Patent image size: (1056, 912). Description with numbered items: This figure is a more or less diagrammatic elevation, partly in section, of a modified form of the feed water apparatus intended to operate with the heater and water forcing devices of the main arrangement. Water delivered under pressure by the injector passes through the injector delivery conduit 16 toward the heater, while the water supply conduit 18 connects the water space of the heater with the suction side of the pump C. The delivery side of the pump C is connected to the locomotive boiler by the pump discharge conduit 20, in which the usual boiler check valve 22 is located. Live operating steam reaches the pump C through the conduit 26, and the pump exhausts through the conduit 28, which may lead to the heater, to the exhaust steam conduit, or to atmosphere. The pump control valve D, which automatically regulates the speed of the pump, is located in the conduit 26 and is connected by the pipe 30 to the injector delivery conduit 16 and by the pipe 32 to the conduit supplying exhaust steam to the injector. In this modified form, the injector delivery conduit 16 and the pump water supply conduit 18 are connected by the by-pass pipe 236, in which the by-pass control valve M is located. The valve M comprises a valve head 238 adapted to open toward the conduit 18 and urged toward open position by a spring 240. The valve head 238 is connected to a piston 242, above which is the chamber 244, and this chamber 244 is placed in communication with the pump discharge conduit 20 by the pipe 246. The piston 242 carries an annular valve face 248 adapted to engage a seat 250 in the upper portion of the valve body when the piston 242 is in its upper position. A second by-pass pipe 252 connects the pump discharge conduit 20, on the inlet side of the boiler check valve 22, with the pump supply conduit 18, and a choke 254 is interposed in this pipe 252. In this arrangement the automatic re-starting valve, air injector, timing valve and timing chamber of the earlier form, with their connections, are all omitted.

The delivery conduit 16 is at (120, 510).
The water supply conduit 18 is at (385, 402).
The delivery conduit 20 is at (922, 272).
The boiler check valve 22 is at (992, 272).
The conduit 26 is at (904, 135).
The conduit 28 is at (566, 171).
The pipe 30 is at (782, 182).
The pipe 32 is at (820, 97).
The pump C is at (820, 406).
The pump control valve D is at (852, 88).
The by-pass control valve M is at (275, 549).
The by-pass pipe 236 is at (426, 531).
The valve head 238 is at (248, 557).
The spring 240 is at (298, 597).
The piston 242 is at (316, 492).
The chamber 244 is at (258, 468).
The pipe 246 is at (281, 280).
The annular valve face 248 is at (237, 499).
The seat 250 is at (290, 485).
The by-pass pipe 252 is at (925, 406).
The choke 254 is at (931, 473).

******

● **WRITTEN INSTRUCTION**: Edit the lines above so that "feed water apparatus" is replaced with "feedwater system", leaving everything else unchanged.

● **EXERCISE ANSWER**:
Patent image size: (1056, 912). Description with numbered items: This figure is a more or less diagrammatic elevation, partly in section, of a modified form of the feedwater system intended to operate with the heater and water forcing devices of the main arrangement. Water delivered under pressure by the injector passes through the injector delivery conduit 16 toward the heater, while the water supply conduit 18 connects the water space of the heater with the suction side of the pump C. The delivery side of the pump C is connected to the locomotive boiler by the pump discharge conduit 20, in which the usual boiler check valve 22 is located. Live operating steam reaches the pump C through the conduit 26, and the pump exhausts through the conduit 28, which may lead to the heater, to the exhaust steam conduit, or to atmosphere. The pump control valve D, which automatically regulates the speed of the pump, is located in the conduit 26 and is connected by the pipe 30 to the injector delivery conduit 16 and by the pipe 32 to the conduit supplying exhaust steam to the injector. In this modified form, the injector delivery conduit 16 and the pump water supply conduit 18 are connected by the by-pass pipe 236, in which the by-pass control valve M is located. The valve M comprises a valve head 238 adapted to open toward the conduit 18 and urged toward open position by a spring 240. The valve head 238 is connected to a piston 242, above which is the chamber 244, and this chamber 244 is placed in communication with the pump discharge conduit 20 by the pipe 246. The piston 242 carries an annular valve face 248 adapted to engage a seat 250 in the upper portion of the valve body when the piston 242 is in its upper position. A second by-pass pipe 252 connects the pump discharge conduit 20, on the inlet side of the boiler check valve 22, with the pump supply conduit 18, and a choke 254 is interposed in this pipe 252. In this arrangement the automatic re-starting valve, air injector, timing valve and timing chamber of the earlier form, with their connections, are all omitted.

The delivery conduit 16 is at (120, 510).
The water supply conduit 18 is at (385, 402).
The delivery conduit 20 is at (922, 272).
The boiler check valve 22 is at (992, 272).
The conduit 26 is at (904, 135).
The conduit 28 is at (566, 171).
The pipe 30 is at (782, 182).
The pipe 32 is at (820, 97).
The pump C is at (820, 406).
The pump control valve D is at (852, 88).
The by-pass control valve M is at (275, 549).
The by-pass pipe 236 is at (426, 531).
The valve head 238 is at (248, 557).
The spring 240 is at (298, 597).
The piston 242 is at (316, 492).
The chamber 244 is at (258, 468).
The pipe 246 is at (281, 280).
The annular valve face 248 is at (237, 499).
The seat 250 is at (290, 485).
The by-pass pipe 252 is at (925, 406).
The choke 254 is at (931, 473).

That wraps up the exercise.